+++ PROVIDED INFORMATION +++
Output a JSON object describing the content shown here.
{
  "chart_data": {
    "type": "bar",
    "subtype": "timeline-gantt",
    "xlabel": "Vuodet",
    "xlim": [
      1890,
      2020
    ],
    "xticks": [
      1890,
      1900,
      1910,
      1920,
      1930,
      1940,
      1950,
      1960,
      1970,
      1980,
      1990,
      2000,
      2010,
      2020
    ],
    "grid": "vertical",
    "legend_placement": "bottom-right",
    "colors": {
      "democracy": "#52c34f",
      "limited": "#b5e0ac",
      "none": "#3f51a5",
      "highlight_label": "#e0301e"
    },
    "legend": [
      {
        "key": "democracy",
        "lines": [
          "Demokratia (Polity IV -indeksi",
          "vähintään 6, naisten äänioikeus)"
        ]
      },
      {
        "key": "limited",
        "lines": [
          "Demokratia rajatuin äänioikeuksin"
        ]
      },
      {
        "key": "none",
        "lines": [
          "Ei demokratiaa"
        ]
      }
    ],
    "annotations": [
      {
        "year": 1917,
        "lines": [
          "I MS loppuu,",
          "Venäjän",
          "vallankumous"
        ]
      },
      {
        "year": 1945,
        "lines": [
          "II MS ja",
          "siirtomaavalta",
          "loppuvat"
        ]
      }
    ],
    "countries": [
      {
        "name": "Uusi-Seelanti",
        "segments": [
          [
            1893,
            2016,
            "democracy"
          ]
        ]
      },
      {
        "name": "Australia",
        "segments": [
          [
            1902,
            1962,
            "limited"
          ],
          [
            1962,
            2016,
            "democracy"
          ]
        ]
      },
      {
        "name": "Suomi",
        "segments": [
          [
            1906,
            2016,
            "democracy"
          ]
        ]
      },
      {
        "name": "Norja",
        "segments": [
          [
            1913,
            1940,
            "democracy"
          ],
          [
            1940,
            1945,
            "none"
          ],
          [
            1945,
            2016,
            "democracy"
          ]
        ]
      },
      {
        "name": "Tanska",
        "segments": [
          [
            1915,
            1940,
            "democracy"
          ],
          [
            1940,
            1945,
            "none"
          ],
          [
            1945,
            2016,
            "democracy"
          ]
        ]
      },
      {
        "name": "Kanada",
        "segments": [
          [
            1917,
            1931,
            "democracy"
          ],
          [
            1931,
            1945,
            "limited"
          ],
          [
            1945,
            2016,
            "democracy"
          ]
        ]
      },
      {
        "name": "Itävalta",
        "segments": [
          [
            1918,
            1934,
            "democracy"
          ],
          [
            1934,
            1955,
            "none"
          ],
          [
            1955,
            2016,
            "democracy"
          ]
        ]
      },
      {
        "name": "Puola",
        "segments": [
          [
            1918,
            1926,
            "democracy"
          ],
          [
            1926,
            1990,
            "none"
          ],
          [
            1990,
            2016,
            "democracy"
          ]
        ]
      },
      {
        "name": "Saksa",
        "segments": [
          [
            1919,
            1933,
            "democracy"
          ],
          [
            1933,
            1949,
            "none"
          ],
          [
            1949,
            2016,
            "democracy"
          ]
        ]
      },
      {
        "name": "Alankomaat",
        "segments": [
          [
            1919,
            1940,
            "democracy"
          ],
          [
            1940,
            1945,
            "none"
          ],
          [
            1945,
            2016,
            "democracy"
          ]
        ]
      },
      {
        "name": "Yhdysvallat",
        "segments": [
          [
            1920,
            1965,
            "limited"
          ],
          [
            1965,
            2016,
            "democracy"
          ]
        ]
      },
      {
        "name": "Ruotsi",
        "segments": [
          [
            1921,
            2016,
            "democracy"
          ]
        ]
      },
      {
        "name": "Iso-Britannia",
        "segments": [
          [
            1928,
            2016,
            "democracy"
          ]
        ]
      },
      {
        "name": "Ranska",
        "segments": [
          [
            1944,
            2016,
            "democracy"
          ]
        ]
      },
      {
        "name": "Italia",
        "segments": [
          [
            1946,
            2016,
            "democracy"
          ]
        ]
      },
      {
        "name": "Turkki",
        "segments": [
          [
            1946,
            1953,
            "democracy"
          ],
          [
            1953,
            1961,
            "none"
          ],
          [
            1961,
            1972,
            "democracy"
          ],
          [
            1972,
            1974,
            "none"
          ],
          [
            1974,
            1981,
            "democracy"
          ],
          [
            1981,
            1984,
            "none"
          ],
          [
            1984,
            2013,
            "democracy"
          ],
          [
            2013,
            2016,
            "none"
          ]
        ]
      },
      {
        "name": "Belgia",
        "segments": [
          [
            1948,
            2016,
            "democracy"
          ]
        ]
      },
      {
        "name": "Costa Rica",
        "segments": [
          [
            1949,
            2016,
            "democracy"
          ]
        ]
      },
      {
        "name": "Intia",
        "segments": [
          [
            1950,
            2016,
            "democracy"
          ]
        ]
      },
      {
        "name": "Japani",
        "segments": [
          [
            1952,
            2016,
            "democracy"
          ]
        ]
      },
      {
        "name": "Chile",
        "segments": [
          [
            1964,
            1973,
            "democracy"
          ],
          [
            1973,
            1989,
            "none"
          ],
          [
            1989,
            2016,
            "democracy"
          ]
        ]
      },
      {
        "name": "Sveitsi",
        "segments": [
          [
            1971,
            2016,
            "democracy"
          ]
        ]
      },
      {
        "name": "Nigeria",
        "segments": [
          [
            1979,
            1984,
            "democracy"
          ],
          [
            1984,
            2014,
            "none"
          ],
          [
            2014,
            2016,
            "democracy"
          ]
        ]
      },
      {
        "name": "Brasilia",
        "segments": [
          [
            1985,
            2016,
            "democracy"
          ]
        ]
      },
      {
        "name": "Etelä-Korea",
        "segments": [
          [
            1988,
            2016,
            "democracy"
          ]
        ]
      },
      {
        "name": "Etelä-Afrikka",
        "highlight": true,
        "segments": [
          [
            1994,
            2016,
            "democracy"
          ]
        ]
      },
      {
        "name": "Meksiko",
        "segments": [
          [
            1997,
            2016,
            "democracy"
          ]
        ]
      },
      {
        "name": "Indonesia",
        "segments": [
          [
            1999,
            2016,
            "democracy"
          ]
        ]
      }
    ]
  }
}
+++
◆ **SET PROBLEM**
Exactly as shown above, return every record.

◆ **EXERCISE RESULT**
Output a JSON object describing the content shown here.
{
  "chart_data": {
    "type": "bar",
    "subtype": "timeline-gantt",
    "xlabel": "Vuodet",
    "xlim": [
      1890,
      2020
    ],
    "xticks": [
      1890,
      1900,
      1910,
      1920,
      1930,
      1940,
      1950,
      1960,
      1970,
      1980,
      1990,
      2000,
      2010,
      2020
    ],
    "grid": "vertical",
    "legend_placement": "bottom-right",
    "colors": {
      "democracy": "#52c34f",
      "limited": "#b5e0ac",
      "none": "#3f51a5",
      "highlight_label": "#e0301e"
    },
    "legend": [
      {
        "key": "democracy",
        "lines": [
          "Demokratia (Polity IV -indeksi",
          "vähintään 6, naisten äänioikeus)"
        ]
      },
      {
        "key": "limited",
        "lines": [
          "Demokratia rajatuin äänioikeuksin"
        ]
      },
      {
        "key": "none",
        "lines": [
          "Ei demokratiaa"
        ]
      }
    ],
    "annotations": [
      {
        "year": 1917,
        "lines": [
          "I MS loppuu,",
          "Venäjän",
          "vallankumous"
        ]
      },
      {
        "year": 1945,
        "lines": [
          "II MS ja",
          "siirtomaavalta",
          "loppuvat"
        ]
      }
    ],
    "countries": [
      {
        "name": "Uusi-Seelanti",
        "segments": [
          [
            1893,
            2016,
            "democracy"
          ]
        ]
      },
      {
        "name": "Australia",
        "segments": [
          [
            1902,
            1962,
            "limited"
          ],
          [
            1962,
            2016,
            "democracy"
          ]
        ]
      },
      {
        "name": "Suomi",
        "segments": [
          [
            1906,
            2016,
            "democracy"
          ]
        ]
      },
      {
        "name": "Norja",
        "segments": [
          [
            1913,
            1940,
            "democracy"
          ],
          [
            1940,
            1945,
            "none"
          ],
          [
            1945,
            2016,
            "democracy"
          ]
        ]
      },
      {
        "name": "Tanska",
        "segments": [
          [
            1915,
            1940,
            "democracy"
          ],
          [
            1940,
            1945,
            "none"
          ],
          [
            1945,
            2016,
            "democracy"
          ]
        ]
      },
      {
        "name": "Kanada",
        "segments": [
          [
            1917,
            1931,
            "democracy"
          ],
          [
            1931,
            1945,
            "limited"
          ],
          [
            1945,
            2016,
            "democracy"
          ]
        ]
      },
      {
        "name": "Itävalta",
        "segments": [
          [
            1918,
            1934,
            "democracy"
          ],
          [
            1934,
            1955,
            "none"
          ],
          [
            1955,
            2016,
            "democracy"
          ]
        ]
      },
      {
        "name": "Puola",
        "segments": [
          [
            1918,
            1926,
            "democracy"
          ],
          [
            1926,
            1990,
            "none"
          ],
          [
            1990,
            2016,
            "democracy"
          ]
        ]
      },
      {
        "name": "Saksa",
        "segments": [
          [
            1919,
            1933,
            "democracy"
          ],
          [
            1933,
            1949,
            "none"
          ],
          [
            1949,
            2016,
            "democracy"
          ]
        ]
      },
      {
        "name": "Alankomaat",
        "segments": [
          [
            1919,
            1940,
            "democracy"
          ],
          [
            1940,
            1945,
            "none"
          ],
          [
            1945,
            2016,
            "democracy"
          ]
        ]
      },
      {
        "name": "Yhdysvallat",
        "segments": [
          [
            1920,
            1965,
            "limited"
          ],
          [
            1965,
            2016,
            "democracy"
          ]
        ]
      },
      {
        "name": "Ruotsi",
        "segments": [
          [
            1921,
            2016,
            "democracy"
          ]
        ]
      },
      {
        "name": "Iso-Britannia",
        "segments": [
          [
            1928,
            2016,
            "democracy"
          ]
        ]
      },
      {
        "name": "Ranska",
        "segments": [
          [
            1944,
            2016,
            "democracy"
          ]
        ]
      },
      {
        "name": "Italia",
        "segments": [
          [
            1946,
            2016,
            "democracy"
          ]
        ]
      },
      {
        "name": "Turkki",
        "segments": [
          [
            1946,
            1953,
            "democracy"
          ],
          [
            1953,
            1961,
            "none"
          ],
          [
            1961,
            1972,
            "democracy"
          ],
          [
            1972,
            1974,
            "none"
          ],
          [
            1974,
            1981,
            "democracy"
          ],
          [
            1981,
            1984,
            "none"
          ],
          [
            1984,
            2013,
            "democracy"
          ],
          [
            2013,
            2016,
            "none"
          ]
        ]
      },
      {
        "name": "Belgia",
        "segments": [
          [
            1948,
            2016,
            "democracy"
          ]
        ]
      },
      {
        "name": "Costa Rica",
        "segments": [
          [
            1949,
            2016,
            "democracy"
          ]
        ]
      },
      {
        "name": "Intia",
        "segments": [
          [
            1950,
            2016,
            "democracy"
          ]
        ]
      },
      {
        "name": "Japani",
        "segments": [
          [
            1952,
            2016,
            "democracy"
          ]
        ]
      },
      {
        "name": "Chile",
        "segments": [
          [
            1964,
            1973,
            "democracy"
          ],
          [
            1973,
            1989,
            "none"
          ],
          [
            1989,
            2016,
            "democracy"
          ]
        ]
      },
      {
        "name": "Sveitsi",
        "segments": [
          [
            1971,
            2016,
            "democracy"
          ]
        ]
      },
      {
        "name": "Nigeria",
        "segments": [
          [
            1979,
            1984,
            "democracy"
          ],
          [
            1984,
            2014,
            "none"
          ],
          [
            2014,
            2016,
            "democracy"
          ]
        ]
      },
      {
        "name": "Brasilia",
        "segments": [
          [
            1985,
            2016,
            "democracy"
          ]
        ]
      },
      {
        "name": "Etelä-Korea",
        "segments": [
          [
            1988,
            2016,
            "democracy"
          ]
        ]
      },
      {
        "name": "Etelä-Afrikka",
        "highlight": true,
        "segments": [
          [
            1994,
            2016,
            "democracy"
          ]
        ]
      },
      {
        "name": "Meksiko",
        "segments": [
          [
            1997,
            2016,
            "democracy"
          ]
        ]
      },
      {
        "name": "Indonesia",
        "segments": [
          [
            1999,
            2016,
            "democracy"
          ]
        ]
      }
    ]
  }
}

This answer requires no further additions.